■ **Task prompt**:
Reproduce the records below in their entirety, character for character.

■ **Stored records**:
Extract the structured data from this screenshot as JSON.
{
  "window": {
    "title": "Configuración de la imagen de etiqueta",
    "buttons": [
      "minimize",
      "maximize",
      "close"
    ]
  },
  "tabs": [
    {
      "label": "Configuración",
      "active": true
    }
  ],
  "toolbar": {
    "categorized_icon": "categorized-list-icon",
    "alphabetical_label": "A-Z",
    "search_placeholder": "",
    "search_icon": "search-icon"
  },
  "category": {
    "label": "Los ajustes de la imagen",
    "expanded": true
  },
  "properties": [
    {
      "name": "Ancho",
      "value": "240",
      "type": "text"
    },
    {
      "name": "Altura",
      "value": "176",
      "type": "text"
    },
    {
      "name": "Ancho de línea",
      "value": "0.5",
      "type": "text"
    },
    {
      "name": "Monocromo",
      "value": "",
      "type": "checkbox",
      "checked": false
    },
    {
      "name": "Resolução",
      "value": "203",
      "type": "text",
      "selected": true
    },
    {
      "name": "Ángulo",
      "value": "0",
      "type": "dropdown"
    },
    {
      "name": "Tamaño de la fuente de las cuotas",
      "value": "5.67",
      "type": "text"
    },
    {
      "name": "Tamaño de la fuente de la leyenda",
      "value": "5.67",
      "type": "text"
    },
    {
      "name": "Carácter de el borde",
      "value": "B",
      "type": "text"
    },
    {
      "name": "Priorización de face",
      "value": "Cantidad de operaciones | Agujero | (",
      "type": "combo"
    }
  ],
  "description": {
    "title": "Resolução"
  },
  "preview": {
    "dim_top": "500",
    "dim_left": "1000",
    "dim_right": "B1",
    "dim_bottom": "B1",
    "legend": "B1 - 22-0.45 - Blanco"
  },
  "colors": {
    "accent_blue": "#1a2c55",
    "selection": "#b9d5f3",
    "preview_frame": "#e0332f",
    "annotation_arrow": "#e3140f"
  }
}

■ **Exercise output**:
Extract the structured data from this screenshot as JSON.
{
  "window": {
    "title": "Configuración de la imagen de etiqueta",
    "buttons": [
      "minimize",
      "maximize",
      "close"
    ]
  },
  "tabs": [
    {
      "label": "Configuración",
      "active": true
    }
  ],
  "toolbar": {
    "categorized_icon": "categorized-list-icon",
    "alphabetical_label": "A-Z",
    "search_placeholder": "",
    "search_icon": "search-icon"
  },
  "category": {
    "label": "Los ajustes de la imagen",
    "expanded": true
  },
  "properties": [
    {
      "name": "Ancho",
      "value": "240",
      "type": "text"
    },
    {
      "name": "Altura",
      "value": "176",
      "type": "text"
    },
    {
      "name": "Ancho de línea",
      "value": "0.5",
      "type": "text"
    },
    {
      "name": "Monocromo",
      "value": "",
      "type": "checkbox",
      "checked": false
    },
    {
      "name": "Resolução",
      "value": "203",
      "type": "text",
      "selected": true
    },
    {
      "name": "Ángulo",
      "value": "0",
      "type": "dropdown"
    },
    {
      "name": "Tamaño de la fuente de las cuotas",
      "value": "5.67",
      "type": "text"
    },
    {
      "name": "Tamaño de la fuente de la leyenda",
      "value": "5.67",
      "type": "text"
    },
    {
      "name": "Carácter de el borde",
      "value": "B",
      "type": "text"
    },
    {
      "name": "Priorización de face",
      "value": "Cantidad de operaciones | Agujero | (",
      "type": "combo"
    }
  ],
  "description": {
    "title": "Resolução"
  },
  "preview": {
    "dim_top": "500",
    "dim_left": "1000",
    "dim_right": "B1",
    "dim_bottom": "B1",
    "legend": "B1 - 22-0.45 - Blanco"
  },
  "colors": {
    "accent_blue": "#1a2c55",
    "selection": "#b9d5f3",
    "preview_frame": "#e0332f",
    "annotation_arrow": "#e3140f"
  }
}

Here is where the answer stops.